* [Material for the task]:
◇ ◇ ◇ ◇ ◇

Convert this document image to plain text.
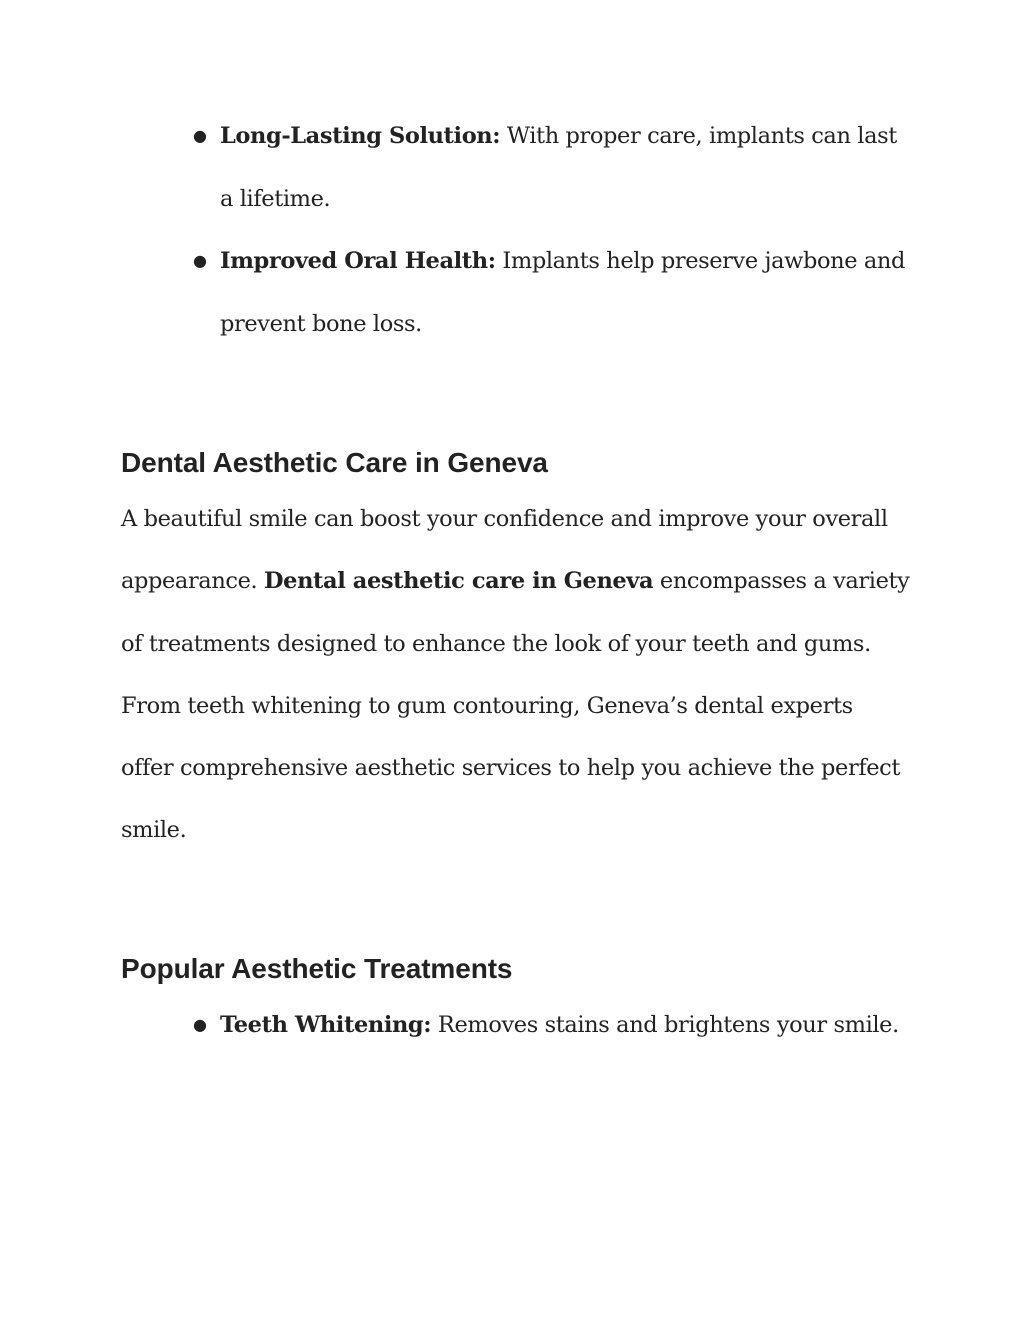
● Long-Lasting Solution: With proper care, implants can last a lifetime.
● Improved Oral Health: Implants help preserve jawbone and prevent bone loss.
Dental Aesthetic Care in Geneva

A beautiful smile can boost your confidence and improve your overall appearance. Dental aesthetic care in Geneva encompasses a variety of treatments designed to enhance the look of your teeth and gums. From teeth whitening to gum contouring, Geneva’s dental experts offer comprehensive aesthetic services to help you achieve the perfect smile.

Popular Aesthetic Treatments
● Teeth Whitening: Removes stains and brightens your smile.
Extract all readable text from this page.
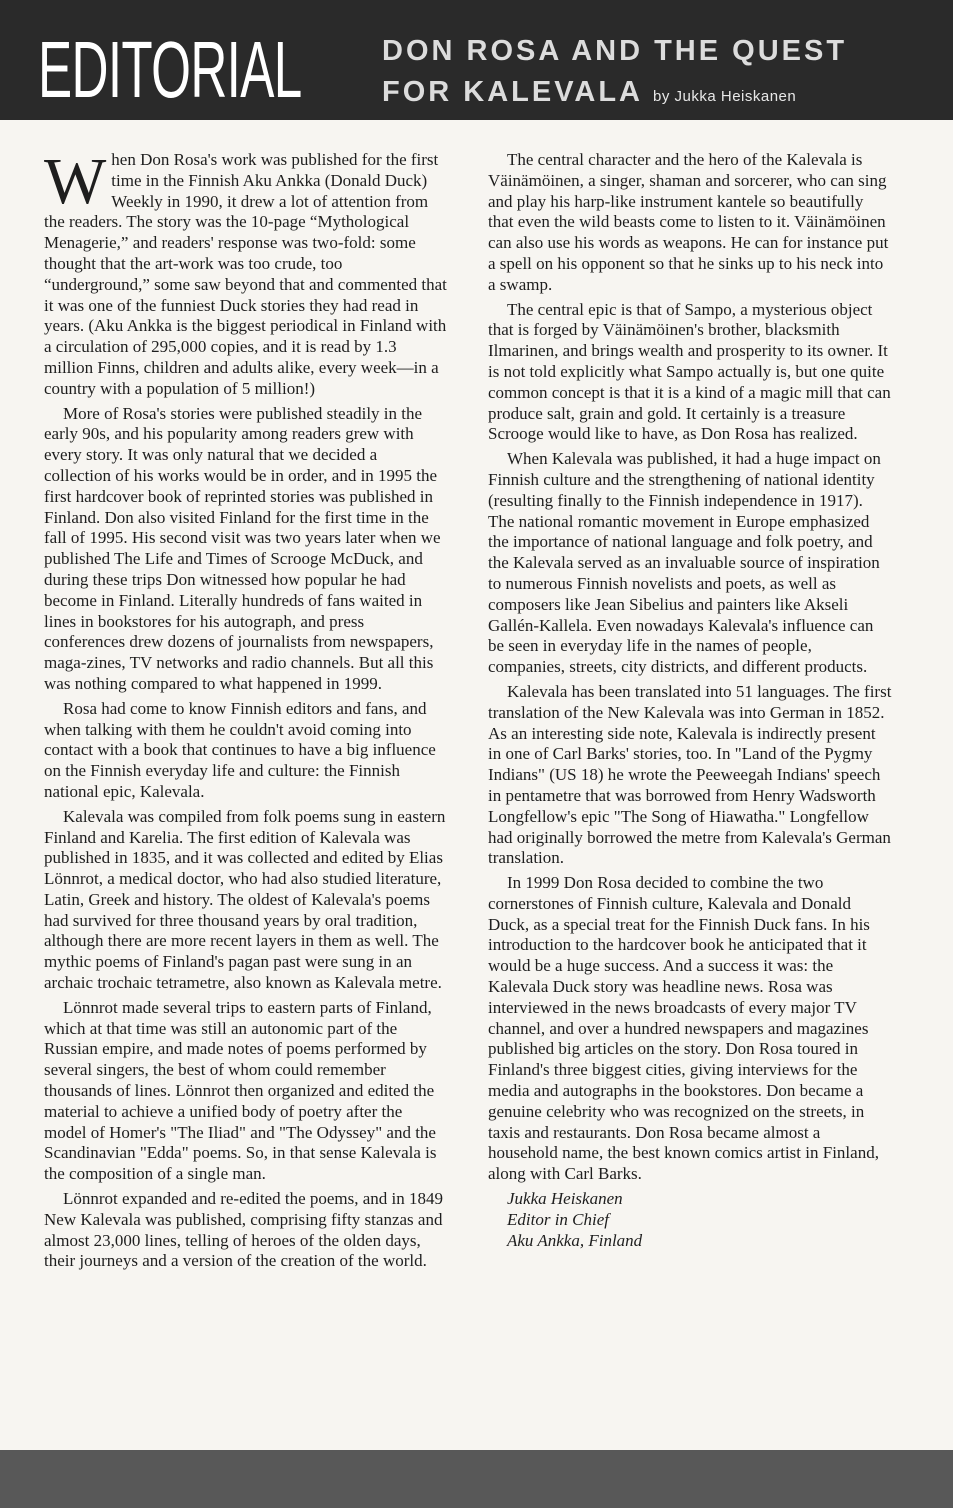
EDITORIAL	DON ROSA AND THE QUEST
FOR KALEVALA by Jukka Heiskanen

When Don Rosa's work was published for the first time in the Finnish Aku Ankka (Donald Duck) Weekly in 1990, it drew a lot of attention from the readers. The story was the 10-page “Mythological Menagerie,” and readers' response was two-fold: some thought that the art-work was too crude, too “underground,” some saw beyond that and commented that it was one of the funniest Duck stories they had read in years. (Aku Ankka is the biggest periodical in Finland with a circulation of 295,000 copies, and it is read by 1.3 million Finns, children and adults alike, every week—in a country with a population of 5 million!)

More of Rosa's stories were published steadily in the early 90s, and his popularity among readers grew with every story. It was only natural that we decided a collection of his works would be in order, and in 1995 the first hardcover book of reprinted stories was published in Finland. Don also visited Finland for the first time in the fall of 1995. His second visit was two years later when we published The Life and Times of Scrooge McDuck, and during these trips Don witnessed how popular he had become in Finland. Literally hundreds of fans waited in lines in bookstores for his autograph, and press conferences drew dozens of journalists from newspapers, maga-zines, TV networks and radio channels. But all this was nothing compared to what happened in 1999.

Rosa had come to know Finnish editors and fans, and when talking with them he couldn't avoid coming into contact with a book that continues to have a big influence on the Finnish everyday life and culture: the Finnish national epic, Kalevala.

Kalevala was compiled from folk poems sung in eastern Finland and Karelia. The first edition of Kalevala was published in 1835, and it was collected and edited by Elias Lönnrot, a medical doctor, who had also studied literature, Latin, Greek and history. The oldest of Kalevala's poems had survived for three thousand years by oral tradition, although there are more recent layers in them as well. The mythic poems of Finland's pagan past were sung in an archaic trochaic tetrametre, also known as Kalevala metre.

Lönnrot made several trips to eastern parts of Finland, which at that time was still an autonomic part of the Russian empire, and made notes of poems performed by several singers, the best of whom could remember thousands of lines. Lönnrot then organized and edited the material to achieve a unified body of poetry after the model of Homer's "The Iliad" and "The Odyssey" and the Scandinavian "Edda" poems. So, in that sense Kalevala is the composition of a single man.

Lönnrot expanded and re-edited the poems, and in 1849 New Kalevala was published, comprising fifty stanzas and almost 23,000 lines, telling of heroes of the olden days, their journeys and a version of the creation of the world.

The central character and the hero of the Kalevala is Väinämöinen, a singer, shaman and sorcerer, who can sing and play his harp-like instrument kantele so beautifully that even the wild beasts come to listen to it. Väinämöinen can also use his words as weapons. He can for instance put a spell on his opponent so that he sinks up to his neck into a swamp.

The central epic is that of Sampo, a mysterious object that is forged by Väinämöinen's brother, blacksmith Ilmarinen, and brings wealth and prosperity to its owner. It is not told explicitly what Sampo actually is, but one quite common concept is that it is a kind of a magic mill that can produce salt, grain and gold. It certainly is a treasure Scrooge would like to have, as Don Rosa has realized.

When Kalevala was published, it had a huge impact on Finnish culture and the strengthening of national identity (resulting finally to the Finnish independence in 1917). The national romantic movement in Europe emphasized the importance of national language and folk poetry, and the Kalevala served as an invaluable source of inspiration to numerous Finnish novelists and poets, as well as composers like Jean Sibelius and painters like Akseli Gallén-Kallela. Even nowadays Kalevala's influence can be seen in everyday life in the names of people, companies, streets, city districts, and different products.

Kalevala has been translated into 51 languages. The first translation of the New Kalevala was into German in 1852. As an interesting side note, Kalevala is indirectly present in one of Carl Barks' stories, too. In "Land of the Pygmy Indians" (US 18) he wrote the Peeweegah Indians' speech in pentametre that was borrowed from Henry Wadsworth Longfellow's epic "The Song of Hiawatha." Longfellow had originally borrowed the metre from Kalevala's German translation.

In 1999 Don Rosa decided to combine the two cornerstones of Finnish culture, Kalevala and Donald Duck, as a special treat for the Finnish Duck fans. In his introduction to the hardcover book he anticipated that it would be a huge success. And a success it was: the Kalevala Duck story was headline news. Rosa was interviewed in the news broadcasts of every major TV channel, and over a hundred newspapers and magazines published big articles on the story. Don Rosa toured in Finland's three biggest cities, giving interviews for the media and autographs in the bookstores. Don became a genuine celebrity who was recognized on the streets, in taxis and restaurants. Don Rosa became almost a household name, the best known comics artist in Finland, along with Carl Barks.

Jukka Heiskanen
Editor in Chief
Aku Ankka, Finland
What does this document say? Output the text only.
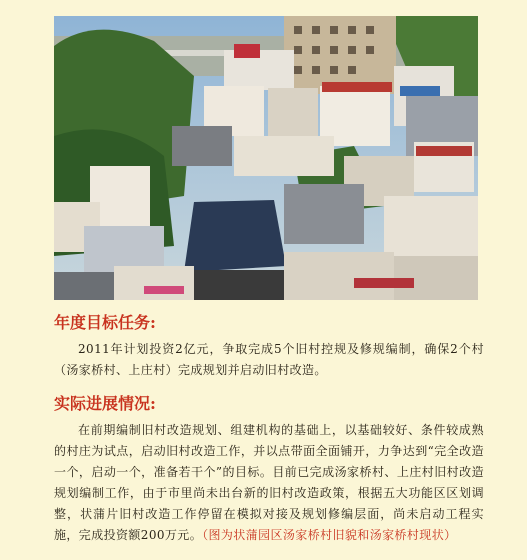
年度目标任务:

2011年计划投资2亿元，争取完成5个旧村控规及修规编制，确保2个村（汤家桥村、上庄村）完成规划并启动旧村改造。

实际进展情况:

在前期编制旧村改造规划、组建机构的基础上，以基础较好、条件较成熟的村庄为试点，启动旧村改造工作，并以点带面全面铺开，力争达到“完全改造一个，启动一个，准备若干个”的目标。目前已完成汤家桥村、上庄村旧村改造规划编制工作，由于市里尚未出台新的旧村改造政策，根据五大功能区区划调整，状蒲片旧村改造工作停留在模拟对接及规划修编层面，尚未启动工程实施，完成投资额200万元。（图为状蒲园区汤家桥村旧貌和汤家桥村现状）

◇ ◇ ◇ ◇ ◇

* [Set task]: Transcribe every line from the records above without alteration, and leave out the images.

* [Answer to this exercise]:
Convert this document image to plain text.
● Long-Lasting Solution: With proper care, implants can last a lifetime.
● Improved Oral Health: Implants help preserve jawbone and prevent bone loss.
Dental Aesthetic Care in Geneva

A beautiful smile can boost your confidence and improve your overall appearance. Dental aesthetic care in Geneva encompasses a variety of treatments designed to enhance the look of your teeth and gums. From teeth whitening to gum contouring, Geneva’s dental experts offer comprehensive aesthetic services to help you achieve the perfect smile.

Popular Aesthetic Treatments
● Teeth Whitening: Removes stains and brightens your smile.
Extract all readable text from this page.
EDITORIAL	DON ROSA AND THE QUEST
FOR KALEVALA by Jukka Heiskanen

When Don Rosa's work was published for the first time in the Finnish Aku Ankka (Donald Duck) Weekly in 1990, it drew a lot of attention from the readers. The story was the 10-page “Mythological Menagerie,” and readers' response was two-fold: some thought that the art-work was too crude, too “underground,” some saw beyond that and commented that it was one of the funniest Duck stories they had read in years. (Aku Ankka is the biggest periodical in Finland with a circulation of 295,000 copies, and it is read by 1.3 million Finns, children and adults alike, every week—in a country with a population of 5 million!)

More of Rosa's stories were published steadily in the early 90s, and his popularity among readers grew with every story. It was only natural that we decided a collection of his works would be in order, and in 1995 the first hardcover book of reprinted stories was published in Finland. Don also visited Finland for the first time in the fall of 1995. His second visit was two years later when we published The Life and Times of Scrooge McDuck, and during these trips Don witnessed how popular he had become in Finland. Literally hundreds of fans waited in lines in bookstores for his autograph, and press conferences drew dozens of journalists from newspapers, maga-zines, TV networks and radio channels. But all this was nothing compared to what happened in 1999.

Rosa had come to know Finnish editors and fans, and when talking with them he couldn't avoid coming into contact with a book that continues to have a big influence on the Finnish everyday life and culture: the Finnish national epic, Kalevala.

Kalevala was compiled from folk poems sung in eastern Finland and Karelia. The first edition of Kalevala was published in 1835, and it was collected and edited by Elias Lönnrot, a medical doctor, who had also studied literature, Latin, Greek and history. The oldest of Kalevala's poems had survived for three thousand years by oral tradition, although there are more recent layers in them as well. The mythic poems of Finland's pagan past were sung in an archaic trochaic tetrametre, also known as Kalevala metre.

Lönnrot made several trips to eastern parts of Finland, which at that time was still an autonomic part of the Russian empire, and made notes of poems performed by several singers, the best of whom could remember thousands of lines. Lönnrot then organized and edited the material to achieve a unified body of poetry after the model of Homer's "The Iliad" and "The Odyssey" and the Scandinavian "Edda" poems. So, in that sense Kalevala is the composition of a single man.

Lönnrot expanded and re-edited the poems, and in 1849 New Kalevala was published, comprising fifty stanzas and almost 23,000 lines, telling of heroes of the olden days, their journeys and a version of the creation of the world.

The central character and the hero of the Kalevala is Väinämöinen, a singer, shaman and sorcerer, who can sing and play his harp-like instrument kantele so beautifully that even the wild beasts come to listen to it. Väinämöinen can also use his words as weapons. He can for instance put a spell on his opponent so that he sinks up to his neck into a swamp.

The central epic is that of Sampo, a mysterious object that is forged by Väinämöinen's brother, blacksmith Ilmarinen, and brings wealth and prosperity to its owner. It is not told explicitly what Sampo actually is, but one quite common concept is that it is a kind of a magic mill that can produce salt, grain and gold. It certainly is a treasure Scrooge would like to have, as Don Rosa has realized.

When Kalevala was published, it had a huge impact on Finnish culture and the strengthening of national identity (resulting finally to the Finnish independence in 1917). The national romantic movement in Europe emphasized the importance of national language and folk poetry, and the Kalevala served as an invaluable source of inspiration to numerous Finnish novelists and poets, as well as composers like Jean Sibelius and painters like Akseli Gallén-Kallela. Even nowadays Kalevala's influence can be seen in everyday life in the names of people, companies, streets, city districts, and different products.

Kalevala has been translated into 51 languages. The first translation of the New Kalevala was into German in 1852. As an interesting side note, Kalevala is indirectly present in one of Carl Barks' stories, too. In "Land of the Pygmy Indians" (US 18) he wrote the Peeweegah Indians' speech in pentametre that was borrowed from Henry Wadsworth Longfellow's epic "The Song of Hiawatha." Longfellow had originally borrowed the metre from Kalevala's German translation.

In 1999 Don Rosa decided to combine the two cornerstones of Finnish culture, Kalevala and Donald Duck, as a special treat for the Finnish Duck fans. In his introduction to the hardcover book he anticipated that it would be a huge success. And a success it was: the Kalevala Duck story was headline news. Rosa was interviewed in the news broadcasts of every major TV channel, and over a hundred newspapers and magazines published big articles on the story. Don Rosa toured in Finland's three biggest cities, giving interviews for the media and autographs in the bookstores. Don became a genuine celebrity who was recognized on the streets, in taxis and restaurants. Don Rosa became almost a household name, the best known comics artist in Finland, along with Carl Barks.

Jukka Heiskanen
Editor in Chief
Aku Ankka, Finland
What does this document say? Output the text only.
年度目标任务:

2011年计划投资2亿元，争取完成5个旧村控规及修规编制，确保2个村（汤家桥村、上庄村）完成规划并启动旧村改造。

实际进展情况:

在前期编制旧村改造规划、组建机构的基础上，以基础较好、条件较成熟的村庄为试点，启动旧村改造工作，并以点带面全面铺开，力争达到“完全改造一个，启动一个，准备若干个”的目标。目前已完成汤家桥村、上庄村旧村改造规划编制工作，由于市里尚未出台新的旧村改造政策，根据五大功能区区划调整，状蒲片旧村改造工作停留在模拟对接及规划修编层面，尚未启动工程实施，完成投资额200万元。（图为状蒲园区汤家桥村旧貌和汤家桥村现状）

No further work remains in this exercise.